───── Excerpted data

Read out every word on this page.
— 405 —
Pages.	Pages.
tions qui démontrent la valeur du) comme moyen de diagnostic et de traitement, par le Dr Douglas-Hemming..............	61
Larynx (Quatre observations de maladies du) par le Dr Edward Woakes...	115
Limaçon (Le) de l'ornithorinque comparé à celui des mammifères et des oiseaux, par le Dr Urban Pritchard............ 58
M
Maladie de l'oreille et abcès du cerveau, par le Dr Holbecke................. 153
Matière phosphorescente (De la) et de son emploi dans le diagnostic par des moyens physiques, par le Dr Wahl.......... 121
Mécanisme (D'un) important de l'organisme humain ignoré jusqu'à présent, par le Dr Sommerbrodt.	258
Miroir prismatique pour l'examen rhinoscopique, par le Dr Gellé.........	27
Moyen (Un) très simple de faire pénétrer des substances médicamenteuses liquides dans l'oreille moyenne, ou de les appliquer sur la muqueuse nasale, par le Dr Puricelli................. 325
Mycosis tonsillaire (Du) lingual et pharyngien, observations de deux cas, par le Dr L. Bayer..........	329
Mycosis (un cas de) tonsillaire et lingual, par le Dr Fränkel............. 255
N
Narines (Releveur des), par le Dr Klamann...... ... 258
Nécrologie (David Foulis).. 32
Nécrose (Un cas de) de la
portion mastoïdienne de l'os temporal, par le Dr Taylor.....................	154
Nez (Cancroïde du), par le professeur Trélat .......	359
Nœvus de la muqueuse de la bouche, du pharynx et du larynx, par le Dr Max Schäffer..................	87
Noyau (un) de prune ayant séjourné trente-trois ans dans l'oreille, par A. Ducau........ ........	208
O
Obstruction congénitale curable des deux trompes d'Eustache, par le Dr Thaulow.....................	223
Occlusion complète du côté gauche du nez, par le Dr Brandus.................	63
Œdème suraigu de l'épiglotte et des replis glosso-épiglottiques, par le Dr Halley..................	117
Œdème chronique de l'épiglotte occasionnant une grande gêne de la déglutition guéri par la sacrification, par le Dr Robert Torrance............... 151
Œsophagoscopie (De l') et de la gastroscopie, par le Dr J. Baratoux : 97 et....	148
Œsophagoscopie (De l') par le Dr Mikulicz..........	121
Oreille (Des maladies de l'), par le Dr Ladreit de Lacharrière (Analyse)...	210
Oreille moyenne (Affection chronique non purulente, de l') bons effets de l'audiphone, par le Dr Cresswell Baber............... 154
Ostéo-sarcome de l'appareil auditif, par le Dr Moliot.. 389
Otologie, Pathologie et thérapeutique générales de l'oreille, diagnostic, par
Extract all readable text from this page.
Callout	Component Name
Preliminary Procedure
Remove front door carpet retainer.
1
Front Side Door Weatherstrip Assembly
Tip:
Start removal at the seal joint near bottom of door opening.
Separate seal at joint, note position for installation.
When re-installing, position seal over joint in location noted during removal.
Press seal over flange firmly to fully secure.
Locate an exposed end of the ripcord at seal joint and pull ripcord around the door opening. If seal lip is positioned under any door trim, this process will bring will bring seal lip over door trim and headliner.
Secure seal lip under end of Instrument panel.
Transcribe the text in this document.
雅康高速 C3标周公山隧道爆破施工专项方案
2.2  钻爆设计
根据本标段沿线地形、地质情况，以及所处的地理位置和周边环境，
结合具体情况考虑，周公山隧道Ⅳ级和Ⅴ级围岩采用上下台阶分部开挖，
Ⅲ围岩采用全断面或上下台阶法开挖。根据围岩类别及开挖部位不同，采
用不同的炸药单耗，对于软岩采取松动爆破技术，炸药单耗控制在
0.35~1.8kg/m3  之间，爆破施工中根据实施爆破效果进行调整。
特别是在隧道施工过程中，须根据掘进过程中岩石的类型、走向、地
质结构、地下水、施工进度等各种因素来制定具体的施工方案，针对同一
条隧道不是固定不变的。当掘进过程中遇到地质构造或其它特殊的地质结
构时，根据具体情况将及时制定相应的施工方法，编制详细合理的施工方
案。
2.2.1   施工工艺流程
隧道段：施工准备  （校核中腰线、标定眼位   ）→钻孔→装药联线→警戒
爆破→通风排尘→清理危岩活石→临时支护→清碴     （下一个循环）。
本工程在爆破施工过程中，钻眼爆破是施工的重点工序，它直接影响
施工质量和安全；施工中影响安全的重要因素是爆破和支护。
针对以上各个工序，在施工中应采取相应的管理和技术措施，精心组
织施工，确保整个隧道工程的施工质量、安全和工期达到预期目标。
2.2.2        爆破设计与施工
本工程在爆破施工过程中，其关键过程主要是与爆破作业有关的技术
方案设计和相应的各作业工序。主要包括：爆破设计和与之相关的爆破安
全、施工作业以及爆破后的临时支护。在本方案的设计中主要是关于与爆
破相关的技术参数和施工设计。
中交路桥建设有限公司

──────────

Go through the listing above and locate each line that holds the word "text". Copy those lines.

Extract all readable text from this page.
Transcribe the text in this document.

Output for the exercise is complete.